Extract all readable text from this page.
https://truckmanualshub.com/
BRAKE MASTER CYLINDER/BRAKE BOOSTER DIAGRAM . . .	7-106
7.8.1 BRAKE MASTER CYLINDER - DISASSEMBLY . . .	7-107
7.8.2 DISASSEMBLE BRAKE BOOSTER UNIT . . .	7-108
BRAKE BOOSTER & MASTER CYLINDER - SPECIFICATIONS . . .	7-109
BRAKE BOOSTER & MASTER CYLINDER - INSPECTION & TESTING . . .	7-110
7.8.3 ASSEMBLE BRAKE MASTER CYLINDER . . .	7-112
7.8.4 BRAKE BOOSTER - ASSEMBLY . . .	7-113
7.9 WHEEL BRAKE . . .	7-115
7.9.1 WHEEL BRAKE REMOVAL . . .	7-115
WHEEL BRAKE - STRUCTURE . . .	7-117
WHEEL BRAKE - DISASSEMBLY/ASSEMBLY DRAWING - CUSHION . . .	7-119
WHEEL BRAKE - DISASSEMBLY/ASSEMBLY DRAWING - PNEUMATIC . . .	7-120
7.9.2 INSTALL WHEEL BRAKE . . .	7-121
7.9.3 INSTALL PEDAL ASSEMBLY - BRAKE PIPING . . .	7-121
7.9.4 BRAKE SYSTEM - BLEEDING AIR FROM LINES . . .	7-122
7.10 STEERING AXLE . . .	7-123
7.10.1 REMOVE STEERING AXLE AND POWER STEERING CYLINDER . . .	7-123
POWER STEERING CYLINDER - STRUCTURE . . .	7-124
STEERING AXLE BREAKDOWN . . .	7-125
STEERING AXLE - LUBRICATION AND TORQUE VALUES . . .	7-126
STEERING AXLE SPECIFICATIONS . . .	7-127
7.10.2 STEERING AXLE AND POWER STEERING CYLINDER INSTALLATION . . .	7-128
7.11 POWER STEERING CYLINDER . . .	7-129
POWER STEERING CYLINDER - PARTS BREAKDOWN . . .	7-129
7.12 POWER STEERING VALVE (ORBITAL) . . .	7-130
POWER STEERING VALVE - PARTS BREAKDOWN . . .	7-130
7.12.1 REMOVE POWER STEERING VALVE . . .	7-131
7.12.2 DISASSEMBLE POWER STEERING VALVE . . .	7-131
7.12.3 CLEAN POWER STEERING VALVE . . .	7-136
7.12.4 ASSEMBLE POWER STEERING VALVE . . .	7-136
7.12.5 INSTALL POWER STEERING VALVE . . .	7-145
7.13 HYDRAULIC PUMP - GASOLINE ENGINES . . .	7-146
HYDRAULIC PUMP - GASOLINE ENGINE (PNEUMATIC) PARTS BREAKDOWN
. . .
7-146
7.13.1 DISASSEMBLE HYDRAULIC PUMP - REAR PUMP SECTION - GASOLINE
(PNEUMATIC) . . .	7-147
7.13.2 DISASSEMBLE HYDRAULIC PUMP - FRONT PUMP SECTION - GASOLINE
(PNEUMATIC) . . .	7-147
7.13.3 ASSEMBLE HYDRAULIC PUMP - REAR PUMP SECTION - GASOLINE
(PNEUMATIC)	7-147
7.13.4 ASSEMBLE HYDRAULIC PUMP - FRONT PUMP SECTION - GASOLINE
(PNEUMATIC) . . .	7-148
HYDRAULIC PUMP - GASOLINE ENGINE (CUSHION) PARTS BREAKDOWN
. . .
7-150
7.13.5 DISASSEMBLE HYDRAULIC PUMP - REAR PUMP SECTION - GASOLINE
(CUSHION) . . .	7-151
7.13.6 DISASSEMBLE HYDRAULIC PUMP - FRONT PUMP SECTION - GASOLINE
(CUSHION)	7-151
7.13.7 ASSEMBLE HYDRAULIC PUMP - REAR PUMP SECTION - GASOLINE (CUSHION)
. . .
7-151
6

**TASK STATEMENT**
Print the records once more, exactly as they were given.

**EXERCISE RESULT**
Extract all readable text from this page.
https://truckmanualshub.com/
BRAKE MASTER CYLINDER/BRAKE BOOSTER DIAGRAM . . .	7-106
7.8.1 BRAKE MASTER CYLINDER - DISASSEMBLY . . .	7-107
7.8.2 DISASSEMBLE BRAKE BOOSTER UNIT . . .	7-108
BRAKE BOOSTER & MASTER CYLINDER - SPECIFICATIONS . . .	7-109
BRAKE BOOSTER & MASTER CYLINDER - INSPECTION & TESTING . . .	7-110
7.8.3 ASSEMBLE BRAKE MASTER CYLINDER . . .	7-112
7.8.4 BRAKE BOOSTER - ASSEMBLY . . .	7-113
7.9 WHEEL BRAKE . . .	7-115
7.9.1 WHEEL BRAKE REMOVAL . . .	7-115
WHEEL BRAKE - STRUCTURE . . .	7-117
WHEEL BRAKE - DISASSEMBLY/ASSEMBLY DRAWING - CUSHION . . .	7-119
WHEEL BRAKE - DISASSEMBLY/ASSEMBLY DRAWING - PNEUMATIC . . .	7-120
7.9.2 INSTALL WHEEL BRAKE . . .	7-121
7.9.3 INSTALL PEDAL ASSEMBLY - BRAKE PIPING . . .	7-121
7.9.4 BRAKE SYSTEM - BLEEDING AIR FROM LINES . . .	7-122
7.10 STEERING AXLE . . .	7-123
7.10.1 REMOVE STEERING AXLE AND POWER STEERING CYLINDER . . .	7-123
POWER STEERING CYLINDER - STRUCTURE . . .	7-124
STEERING AXLE BREAKDOWN . . .	7-125
STEERING AXLE - LUBRICATION AND TORQUE VALUES . . .	7-126
STEERING AXLE SPECIFICATIONS . . .	7-127
7.10.2 STEERING AXLE AND POWER STEERING CYLINDER INSTALLATION . . .	7-128
7.11 POWER STEERING CYLINDER . . .	7-129
POWER STEERING CYLINDER - PARTS BREAKDOWN . . .	7-129
7.12 POWER STEERING VALVE (ORBITAL) . . .	7-130
POWER STEERING VALVE - PARTS BREAKDOWN . . .	7-130
7.12.1 REMOVE POWER STEERING VALVE . . .	7-131
7.12.2 DISASSEMBLE POWER STEERING VALVE . . .	7-131
7.12.3 CLEAN POWER STEERING VALVE . . .	7-136
7.12.4 ASSEMBLE POWER STEERING VALVE . . .	7-136
7.12.5 INSTALL POWER STEERING VALVE . . .	7-145
7.13 HYDRAULIC PUMP - GASOLINE ENGINES . . .	7-146
HYDRAULIC PUMP - GASOLINE ENGINE (PNEUMATIC) PARTS BREAKDOWN
. . .
7-146
7.13.1 DISASSEMBLE HYDRAULIC PUMP - REAR PUMP SECTION - GASOLINE
(PNEUMATIC) . . .	7-147
7.13.2 DISASSEMBLE HYDRAULIC PUMP - FRONT PUMP SECTION - GASOLINE
(PNEUMATIC) . . .	7-147
7.13.3 ASSEMBLE HYDRAULIC PUMP - REAR PUMP SECTION - GASOLINE
(PNEUMATIC)	7-147
7.13.4 ASSEMBLE HYDRAULIC PUMP - FRONT PUMP SECTION - GASOLINE
(PNEUMATIC) . . .	7-148
HYDRAULIC PUMP - GASOLINE ENGINE (CUSHION) PARTS BREAKDOWN
. . .
7-150
7.13.5 DISASSEMBLE HYDRAULIC PUMP - REAR PUMP SECTION - GASOLINE
(CUSHION) . . .	7-151
7.13.6 DISASSEMBLE HYDRAULIC PUMP - FRONT PUMP SECTION - GASOLINE
(CUSHION)	7-151
7.13.7 ASSEMBLE HYDRAULIC PUMP - REAR PUMP SECTION - GASOLINE (CUSHION)
. . .
7-151
6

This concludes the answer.